▸ What you have to do
Repeat everything in the material exactly.
****************************************
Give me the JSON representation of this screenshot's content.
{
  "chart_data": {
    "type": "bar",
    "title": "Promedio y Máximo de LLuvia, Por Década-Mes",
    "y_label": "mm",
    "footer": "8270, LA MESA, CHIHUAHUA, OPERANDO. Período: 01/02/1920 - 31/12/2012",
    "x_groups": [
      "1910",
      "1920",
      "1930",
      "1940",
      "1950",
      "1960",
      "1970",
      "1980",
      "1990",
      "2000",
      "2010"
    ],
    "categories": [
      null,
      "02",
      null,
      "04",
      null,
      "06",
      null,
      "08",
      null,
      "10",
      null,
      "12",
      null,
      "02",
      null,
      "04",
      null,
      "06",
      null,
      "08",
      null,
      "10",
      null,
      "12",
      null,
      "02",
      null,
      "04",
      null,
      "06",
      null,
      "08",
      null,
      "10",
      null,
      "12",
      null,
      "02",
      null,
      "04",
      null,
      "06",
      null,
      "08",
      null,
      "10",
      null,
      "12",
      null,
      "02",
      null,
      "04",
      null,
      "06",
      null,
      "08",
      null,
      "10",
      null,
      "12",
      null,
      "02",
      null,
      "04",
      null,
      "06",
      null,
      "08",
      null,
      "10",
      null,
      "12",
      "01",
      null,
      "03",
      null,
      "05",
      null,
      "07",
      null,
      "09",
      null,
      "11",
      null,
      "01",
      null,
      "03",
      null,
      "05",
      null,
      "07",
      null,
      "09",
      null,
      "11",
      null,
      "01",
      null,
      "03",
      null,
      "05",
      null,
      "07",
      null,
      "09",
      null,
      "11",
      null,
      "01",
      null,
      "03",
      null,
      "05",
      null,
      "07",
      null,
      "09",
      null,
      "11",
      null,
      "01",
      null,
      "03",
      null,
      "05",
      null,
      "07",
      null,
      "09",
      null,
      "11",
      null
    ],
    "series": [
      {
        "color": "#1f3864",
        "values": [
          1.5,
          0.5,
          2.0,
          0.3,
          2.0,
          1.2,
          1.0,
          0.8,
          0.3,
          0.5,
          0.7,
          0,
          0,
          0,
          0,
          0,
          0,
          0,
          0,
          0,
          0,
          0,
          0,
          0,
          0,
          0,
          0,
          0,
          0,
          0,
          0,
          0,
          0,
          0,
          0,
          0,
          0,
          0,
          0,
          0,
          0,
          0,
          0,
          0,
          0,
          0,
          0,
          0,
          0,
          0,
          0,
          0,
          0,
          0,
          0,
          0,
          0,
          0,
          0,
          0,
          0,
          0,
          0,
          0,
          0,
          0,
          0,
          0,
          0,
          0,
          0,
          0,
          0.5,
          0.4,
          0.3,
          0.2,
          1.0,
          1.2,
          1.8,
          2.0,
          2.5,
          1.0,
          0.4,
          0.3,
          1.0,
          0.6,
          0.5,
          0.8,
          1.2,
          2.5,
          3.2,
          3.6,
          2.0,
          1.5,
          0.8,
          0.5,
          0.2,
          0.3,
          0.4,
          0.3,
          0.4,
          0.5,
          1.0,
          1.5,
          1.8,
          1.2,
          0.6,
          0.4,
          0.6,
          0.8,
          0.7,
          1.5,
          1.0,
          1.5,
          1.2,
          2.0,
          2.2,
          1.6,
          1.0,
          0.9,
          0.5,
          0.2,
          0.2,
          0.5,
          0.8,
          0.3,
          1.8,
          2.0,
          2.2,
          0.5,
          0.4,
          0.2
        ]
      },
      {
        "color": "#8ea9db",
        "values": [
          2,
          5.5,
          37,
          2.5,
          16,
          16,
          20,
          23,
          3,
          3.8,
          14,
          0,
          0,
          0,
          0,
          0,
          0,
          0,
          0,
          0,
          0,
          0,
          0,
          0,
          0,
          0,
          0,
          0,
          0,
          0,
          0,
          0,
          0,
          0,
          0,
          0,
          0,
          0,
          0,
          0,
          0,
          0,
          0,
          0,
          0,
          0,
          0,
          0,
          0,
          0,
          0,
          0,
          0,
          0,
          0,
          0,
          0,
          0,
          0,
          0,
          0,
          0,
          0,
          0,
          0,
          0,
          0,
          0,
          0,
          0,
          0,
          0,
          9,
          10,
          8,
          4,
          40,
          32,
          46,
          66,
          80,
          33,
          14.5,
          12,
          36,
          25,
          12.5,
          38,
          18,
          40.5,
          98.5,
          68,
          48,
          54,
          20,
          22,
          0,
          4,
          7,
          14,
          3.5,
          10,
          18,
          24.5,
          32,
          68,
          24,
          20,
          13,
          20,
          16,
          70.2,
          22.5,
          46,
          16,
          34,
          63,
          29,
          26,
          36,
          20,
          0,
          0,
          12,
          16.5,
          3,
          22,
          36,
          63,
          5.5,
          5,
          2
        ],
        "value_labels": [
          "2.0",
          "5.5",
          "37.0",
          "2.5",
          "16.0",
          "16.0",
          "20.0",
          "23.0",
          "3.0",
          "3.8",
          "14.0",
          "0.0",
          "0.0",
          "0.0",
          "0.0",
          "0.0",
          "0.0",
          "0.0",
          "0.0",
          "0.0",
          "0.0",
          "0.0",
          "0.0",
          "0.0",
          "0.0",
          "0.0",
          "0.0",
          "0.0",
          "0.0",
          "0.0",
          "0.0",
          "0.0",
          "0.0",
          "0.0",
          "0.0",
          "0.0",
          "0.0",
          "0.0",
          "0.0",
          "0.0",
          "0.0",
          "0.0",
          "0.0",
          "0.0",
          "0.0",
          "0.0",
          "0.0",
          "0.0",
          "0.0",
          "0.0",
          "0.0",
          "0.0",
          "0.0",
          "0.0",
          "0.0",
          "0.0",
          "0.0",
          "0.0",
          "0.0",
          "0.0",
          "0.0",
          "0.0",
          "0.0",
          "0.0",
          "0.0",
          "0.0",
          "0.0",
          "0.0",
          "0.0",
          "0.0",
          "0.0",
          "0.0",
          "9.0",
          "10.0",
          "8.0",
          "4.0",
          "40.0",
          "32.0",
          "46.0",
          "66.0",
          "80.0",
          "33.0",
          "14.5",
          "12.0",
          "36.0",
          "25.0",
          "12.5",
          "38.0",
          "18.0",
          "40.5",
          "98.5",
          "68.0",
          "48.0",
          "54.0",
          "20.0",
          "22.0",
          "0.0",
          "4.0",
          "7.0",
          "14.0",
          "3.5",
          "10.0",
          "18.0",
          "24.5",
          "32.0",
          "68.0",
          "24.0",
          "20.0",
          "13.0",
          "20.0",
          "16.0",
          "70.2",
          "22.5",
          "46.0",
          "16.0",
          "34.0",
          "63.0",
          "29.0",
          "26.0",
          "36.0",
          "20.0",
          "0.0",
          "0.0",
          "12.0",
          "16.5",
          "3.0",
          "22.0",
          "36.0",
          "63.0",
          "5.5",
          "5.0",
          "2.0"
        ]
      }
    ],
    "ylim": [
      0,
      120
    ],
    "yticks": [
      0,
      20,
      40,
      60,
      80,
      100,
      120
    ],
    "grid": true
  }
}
****************************************
▸ Solved problem
Give me the JSON representation of this screenshot's content.
{
  "chart_data": {
    "type": "bar",
    "title": "Promedio y Máximo de LLuvia, Por Década-Mes",
    "y_label": "mm",
    "footer": "8270, LA MESA, CHIHUAHUA, OPERANDO. Período: 01/02/1920 - 31/12/2012",
    "x_groups": [
      "1910",
      "1920",
      "1930",
      "1940",
      "1950",
      "1960",
      "1970",
      "1980",
      "1990",
      "2000",
      "2010"
    ],
    "categories": [
      null,
      "02",
      null,
      "04",
      null,
      "06",
      null,
      "08",
      null,
      "10",
      null,
      "12",
      null,
      "02",
      null,
      "04",
      null,
      "06",
      null,
      "08",
      null,
      "10",
      null,
      "12",
      null,
      "02",
      null,
      "04",
      null,
      "06",
      null,
      "08",
      null,
      "10",
      null,
      "12",
      null,
      "02",
      null,
      "04",
      null,
      "06",
      null,
      "08",
      null,
      "10",
      null,
      "12",
      null,
      "02",
      null,
      "04",
      null,
      "06",
      null,
      "08",
      null,
      "10",
      null,
      "12",
      null,
      "02",
      null,
      "04",
      null,
      "06",
      null,
      "08",
      null,
      "10",
      null,
      "12",
      "01",
      null,
      "03",
      null,
      "05",
      null,
      "07",
      null,
      "09",
      null,
      "11",
      null,
      "01",
      null,
      "03",
      null,
      "05",
      null,
      "07",
      null,
      "09",
      null,
      "11",
      null,
      "01",
      null,
      "03",
      null,
      "05",
      null,
      "07",
      null,
      "09",
      null,
      "11",
      null,
      "01",
      null,
      "03",
      null,
      "05",
      null,
      "07",
      null,
      "09",
      null,
      "11",
      null,
      "01",
      null,
      "03",
      null,
      "05",
      null,
      "07",
      null,
      "09",
      null,
      "11",
      null
    ],
    "series": [
      {
        "color": "#1f3864",
        "values": [
          1.5,
          0.5,
          2.0,
          0.3,
          2.0,
          1.2,
          1.0,
          0.8,
          0.3,
          0.5,
          0.7,
          0,
          0,
          0,
          0,
          0,
          0,
          0,
          0,
          0,
          0,
          0,
          0,
          0,
          0,
          0,
          0,
          0,
          0,
          0,
          0,
          0,
          0,
          0,
          0,
          0,
          0,
          0,
          0,
          0,
          0,
          0,
          0,
          0,
          0,
          0,
          0,
          0,
          0,
          0,
          0,
          0,
          0,
          0,
          0,
          0,
          0,
          0,
          0,
          0,
          0,
          0,
          0,
          0,
          0,
          0,
          0,
          0,
          0,
          0,
          0,
          0,
          0.5,
          0.4,
          0.3,
          0.2,
          1.0,
          1.2,
          1.8,
          2.0,
          2.5,
          1.0,
          0.4,
          0.3,
          1.0,
          0.6,
          0.5,
          0.8,
          1.2,
          2.5,
          3.2,
          3.6,
          2.0,
          1.5,
          0.8,
          0.5,
          0.2,
          0.3,
          0.4,
          0.3,
          0.4,
          0.5,
          1.0,
          1.5,
          1.8,
          1.2,
          0.6,
          0.4,
          0.6,
          0.8,
          0.7,
          1.5,
          1.0,
          1.5,
          1.2,
          2.0,
          2.2,
          1.6,
          1.0,
          0.9,
          0.5,
          0.2,
          0.2,
          0.5,
          0.8,
          0.3,
          1.8,
          2.0,
          2.2,
          0.5,
          0.4,
          0.2
        ]
      },
      {
        "color": "#8ea9db",
        "values": [
          2,
          5.5,
          37,
          2.5,
          16,
          16,
          20,
          23,
          3,
          3.8,
          14,
          0,
          0,
          0,
          0,
          0,
          0,
          0,
          0,
          0,
          0,
          0,
          0,
          0,
          0,
          0,
          0,
          0,
          0,
          0,
          0,
          0,
          0,
          0,
          0,
          0,
          0,
          0,
          0,
          0,
          0,
          0,
          0,
          0,
          0,
          0,
          0,
          0,
          0,
          0,
          0,
          0,
          0,
          0,
          0,
          0,
          0,
          0,
          0,
          0,
          0,
          0,
          0,
          0,
          0,
          0,
          0,
          0,
          0,
          0,
          0,
          0,
          9,
          10,
          8,
          4,
          40,
          32,
          46,
          66,
          80,
          33,
          14.5,
          12,
          36,
          25,
          12.5,
          38,
          18,
          40.5,
          98.5,
          68,
          48,
          54,
          20,
          22,
          0,
          4,
          7,
          14,
          3.5,
          10,
          18,
          24.5,
          32,
          68,
          24,
          20,
          13,
          20,
          16,
          70.2,
          22.5,
          46,
          16,
          34,
          63,
          29,
          26,
          36,
          20,
          0,
          0,
          12,
          16.5,
          3,
          22,
          36,
          63,
          5.5,
          5,
          2
        ],
        "value_labels": [
          "2.0",
          "5.5",
          "37.0",
          "2.5",
          "16.0",
          "16.0",
          "20.0",
          "23.0",
          "3.0",
          "3.8",
          "14.0",
          "0.0",
          "0.0",
          "0.0",
          "0.0",
          "0.0",
          "0.0",
          "0.0",
          "0.0",
          "0.0",
          "0.0",
          "0.0",
          "0.0",
          "0.0",
          "0.0",
          "0.0",
          "0.0",
          "0.0",
          "0.0",
          "0.0",
          "0.0",
          "0.0",
          "0.0",
          "0.0",
          "0.0",
          "0.0",
          "0.0",
          "0.0",
          "0.0",
          "0.0",
          "0.0",
          "0.0",
          "0.0",
          "0.0",
          "0.0",
          "0.0",
          "0.0",
          "0.0",
          "0.0",
          "0.0",
          "0.0",
          "0.0",
          "0.0",
          "0.0",
          "0.0",
          "0.0",
          "0.0",
          "0.0",
          "0.0",
          "0.0",
          "0.0",
          "0.0",
          "0.0",
          "0.0",
          "0.0",
          "0.0",
          "0.0",
          "0.0",
          "0.0",
          "0.0",
          "0.0",
          "0.0",
          "9.0",
          "10.0",
          "8.0",
          "4.0",
          "40.0",
          "32.0",
          "46.0",
          "66.0",
          "80.0",
          "33.0",
          "14.5",
          "12.0",
          "36.0",
          "25.0",
          "12.5",
          "38.0",
          "18.0",
          "40.5",
          "98.5",
          "68.0",
          "48.0",
          "54.0",
          "20.0",
          "22.0",
          "0.0",
          "4.0",
          "7.0",
          "14.0",
          "3.5",
          "10.0",
          "18.0",
          "24.5",
          "32.0",
          "68.0",
          "24.0",
          "20.0",
          "13.0",
          "20.0",
          "16.0",
          "70.2",
          "22.5",
          "46.0",
          "16.0",
          "34.0",
          "63.0",
          "29.0",
          "26.0",
          "36.0",
          "20.0",
          "0.0",
          "0.0",
          "12.0",
          "16.5",
          "3.0",
          "22.0",
          "36.0",
          "63.0",
          "5.5",
          "5.0",
          "2.0"
        ]
      }
    ],
    "ylim": [
      0,
      120
    ],
    "yticks": [
      0,
      20,
      40,
      60,
      80,
      100,
      120
    ],
    "grid": true
  }
}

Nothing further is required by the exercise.